Images are not part of the copy; transcribe all the data exactly.
▶
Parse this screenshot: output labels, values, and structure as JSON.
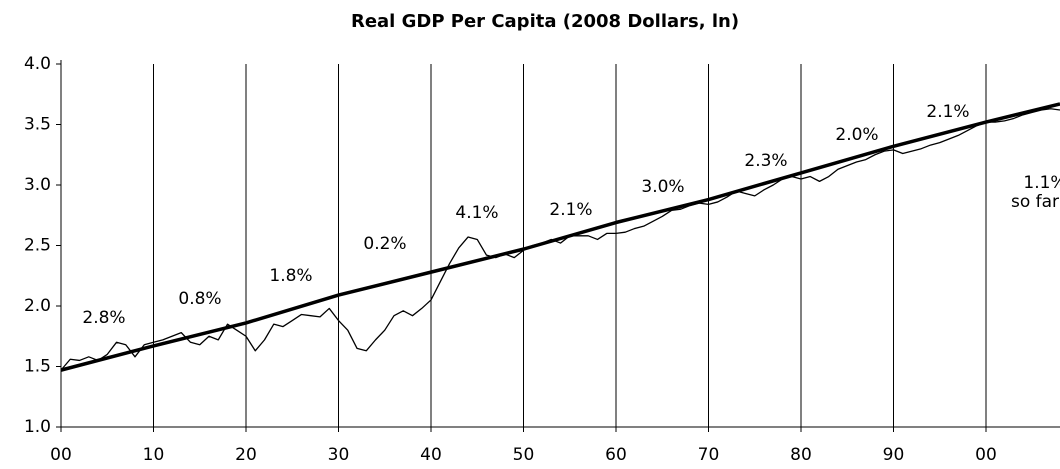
{
  "chart_data": {
    "type": "line",
    "title": "Real GDP Per Capita (2008 Dollars, ln)",
    "xlim": [
      1900,
      2008
    ],
    "xticks": [
      {
        "value": 1900,
        "label": "00"
      },
      {
        "value": 1910,
        "label": "10"
      },
      {
        "value": 1920,
        "label": "20"
      },
      {
        "value": 1930,
        "label": "30"
      },
      {
        "value": 1940,
        "label": "40"
      },
      {
        "value": 1950,
        "label": "50"
      },
      {
        "value": 1960,
        "label": "60"
      },
      {
        "value": 1970,
        "label": "70"
      },
      {
        "value": 1980,
        "label": "80"
      },
      {
        "value": 1990,
        "label": "90"
      },
      {
        "value": 2000,
        "label": "00"
      }
    ],
    "ylim": [
      1.0,
      4.0
    ],
    "yticks": [
      {
        "value": 1.0,
        "label": "1.0"
      },
      {
        "value": 1.5,
        "label": "1.5"
      },
      {
        "value": 2.0,
        "label": "2.0"
      },
      {
        "value": 2.5,
        "label": "2.5"
      },
      {
        "value": 3.0,
        "label": "3.0"
      },
      {
        "value": 3.5,
        "label": "3.5"
      },
      {
        "value": 4.0,
        "label": "4.0"
      }
    ],
    "grid": true,
    "x": [
      1900,
      1901,
      1902,
      1903,
      1904,
      1905,
      1906,
      1907,
      1908,
      1909,
      1910,
      1911,
      1912,
      1913,
      1914,
      1915,
      1916,
      1917,
      1918,
      1919,
      1920,
      1921,
      1922,
      1923,
      1924,
      1925,
      1926,
      1927,
      1928,
      1929,
      1930,
      1931,
      1932,
      1933,
      1934,
      1935,
      1936,
      1937,
      1938,
      1939,
      1940,
      1941,
      1942,
      1943,
      1944,
      1945,
      1946,
      1947,
      1948,
      1949,
      1950,
      1951,
      1952,
      1953,
      1954,
      1955,
      1956,
      1957,
      1958,
      1959,
      1960,
      1961,
      1962,
      1963,
      1964,
      1965,
      1966,
      1967,
      1968,
      1969,
      1970,
      1971,
      1972,
      1973,
      1974,
      1975,
      1976,
      1977,
      1978,
      1979,
      1980,
      1981,
      1982,
      1983,
      1984,
      1985,
      1986,
      1987,
      1988,
      1989,
      1990,
      1991,
      1992,
      1993,
      1994,
      1995,
      1996,
      1997,
      1998,
      1999,
      2000,
      2001,
      2002,
      2003,
      2004,
      2005,
      2006,
      2007,
      2008
    ],
    "series": [
      {
        "color": "#000000",
        "values": [
          1.47,
          1.56,
          1.55,
          1.58,
          1.55,
          1.6,
          1.7,
          1.68,
          1.58,
          1.68,
          1.7,
          1.72,
          1.75,
          1.78,
          1.7,
          1.68,
          1.75,
          1.72,
          1.85,
          1.8,
          1.75,
          1.63,
          1.72,
          1.85,
          1.83,
          1.88,
          1.93,
          1.92,
          1.91,
          1.98,
          1.88,
          1.8,
          1.65,
          1.63,
          1.72,
          1.8,
          1.92,
          1.96,
          1.92,
          1.98,
          2.05,
          2.2,
          2.35,
          2.48,
          2.57,
          2.55,
          2.42,
          2.4,
          2.43,
          2.4,
          2.46,
          2.5,
          2.52,
          2.55,
          2.52,
          2.58,
          2.58,
          2.58,
          2.55,
          2.6,
          2.6,
          2.61,
          2.64,
          2.66,
          2.7,
          2.74,
          2.79,
          2.8,
          2.83,
          2.85,
          2.84,
          2.86,
          2.9,
          2.95,
          2.93,
          2.91,
          2.96,
          3.0,
          3.05,
          3.07,
          3.05,
          3.07,
          3.03,
          3.07,
          3.13,
          3.16,
          3.19,
          3.21,
          3.25,
          3.28,
          3.29,
          3.26,
          3.28,
          3.3,
          3.33,
          3.35,
          3.38,
          3.41,
          3.45,
          3.49,
          3.52,
          3.52,
          3.53,
          3.55,
          3.58,
          3.6,
          3.62,
          3.63,
          3.62
        ]
      },
      {
        "color": "#000000",
        "x": [
          1900,
          1910,
          1920,
          1930,
          1940,
          1950,
          1960,
          1970,
          1980,
          1990,
          2000,
          2008
        ],
        "values": [
          1.47,
          1.67,
          1.86,
          2.09,
          2.28,
          2.47,
          2.69,
          2.88,
          3.1,
          3.32,
          3.52,
          3.67
        ]
      }
    ],
    "annotations": [
      "2.8%",
      "0.8%",
      "1.8%",
      "0.2%",
      "4.1%",
      "2.1%",
      "3.0%",
      "2.3%",
      "2.0%",
      "2.1%",
      "1.1%",
      "so far"
    ]
  }
}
◀
Written answer:
Parse this screenshot: output labels, values, and structure as JSON.
{
  "chart_data": {
    "type": "line",
    "title": "Real GDP Per Capita (2008 Dollars, ln)",
    "xlim": [
      1900,
      2008
    ],
    "xticks": [
      {
        "value": 1900,
        "label": "00"
      },
      {
        "value": 1910,
        "label": "10"
      },
      {
        "value": 1920,
        "label": "20"
      },
      {
        "value": 1930,
        "label": "30"
      },
      {
        "value": 1940,
        "label": "40"
      },
      {
        "value": 1950,
        "label": "50"
      },
      {
        "value": 1960,
        "label": "60"
      },
      {
        "value": 1970,
        "label": "70"
      },
      {
        "value": 1980,
        "label": "80"
      },
      {
        "value": 1990,
        "label": "90"
      },
      {
        "value": 2000,
        "label": "00"
      }
    ],
    "ylim": [
      1.0,
      4.0
    ],
    "yticks": [
      {
        "value": 1.0,
        "label": "1.0"
      },
      {
        "value": 1.5,
        "label": "1.5"
      },
      {
        "value": 2.0,
        "label": "2.0"
      },
      {
        "value": 2.5,
        "label": "2.5"
      },
      {
        "value": 3.0,
        "label": "3.0"
      },
      {
        "value": 3.5,
        "label": "3.5"
      },
      {
        "value": 4.0,
        "label": "4.0"
      }
    ],
    "grid": true,
    "x": [
      1900,
      1901,
      1902,
      1903,
      1904,
      1905,
      1906,
      1907,
      1908,
      1909,
      1910,
      1911,
      1912,
      1913,
      1914,
      1915,
      1916,
      1917,
      1918,
      1919,
      1920,
      1921,
      1922,
      1923,
      1924,
      1925,
      1926,
      1927,
      1928,
      1929,
      1930,
      1931,
      1932,
      1933,
      1934,
      1935,
      1936,
      1937,
      1938,
      1939,
      1940,
      1941,
      1942,
      1943,
      1944,
      1945,
      1946,
      1947,
      1948,
      1949,
      1950,
      1951,
      1952,
      1953,
      1954,
      1955,
      1956,
      1957,
      1958,
      1959,
      1960,
      1961,
      1962,
      1963,
      1964,
      1965,
      1966,
      1967,
      1968,
      1969,
      1970,
      1971,
      1972,
      1973,
      1974,
      1975,
      1976,
      1977,
      1978,
      1979,
      1980,
      1981,
      1982,
      1983,
      1984,
      1985,
      1986,
      1987,
      1988,
      1989,
      1990,
      1991,
      1992,
      1993,
      1994,
      1995,
      1996,
      1997,
      1998,
      1999,
      2000,
      2001,
      2002,
      2003,
      2004,
      2005,
      2006,
      2007,
      2008
    ],
    "series": [
      {
        "color": "#000000",
        "values": [
          1.47,
          1.56,
          1.55,
          1.58,
          1.55,
          1.6,
          1.7,
          1.68,
          1.58,
          1.68,
          1.7,
          1.72,
          1.75,
          1.78,
          1.7,
          1.68,
          1.75,
          1.72,
          1.85,
          1.8,
          1.75,
          1.63,
          1.72,
          1.85,
          1.83,
          1.88,
          1.93,
          1.92,
          1.91,
          1.98,
          1.88,
          1.8,
          1.65,
          1.63,
          1.72,
          1.8,
          1.92,
          1.96,
          1.92,
          1.98,
          2.05,
          2.2,
          2.35,
          2.48,
          2.57,
          2.55,
          2.42,
          2.4,
          2.43,
          2.4,
          2.46,
          2.5,
          2.52,
          2.55,
          2.52,
          2.58,
          2.58,
          2.58,
          2.55,
          2.6,
          2.6,
          2.61,
          2.64,
          2.66,
          2.7,
          2.74,
          2.79,
          2.8,
          2.83,
          2.85,
          2.84,
          2.86,
          2.9,
          2.95,
          2.93,
          2.91,
          2.96,
          3.0,
          3.05,
          3.07,
          3.05,
          3.07,
          3.03,
          3.07,
          3.13,
          3.16,
          3.19,
          3.21,
          3.25,
          3.28,
          3.29,
          3.26,
          3.28,
          3.3,
          3.33,
          3.35,
          3.38,
          3.41,
          3.45,
          3.49,
          3.52,
          3.52,
          3.53,
          3.55,
          3.58,
          3.6,
          3.62,
          3.63,
          3.62
        ]
      },
      {
        "color": "#000000",
        "x": [
          1900,
          1910,
          1920,
          1930,
          1940,
          1950,
          1960,
          1970,
          1980,
          1990,
          2000,
          2008
        ],
        "values": [
          1.47,
          1.67,
          1.86,
          2.09,
          2.28,
          2.47,
          2.69,
          2.88,
          3.1,
          3.32,
          3.52,
          3.67
        ]
      }
    ],
    "annotations": [
      "2.8%",
      "0.8%",
      "1.8%",
      "0.2%",
      "4.1%",
      "2.1%",
      "3.0%",
      "2.3%",
      "2.0%",
      "2.1%",
      "1.1%",
      "so far"
    ]
  }
}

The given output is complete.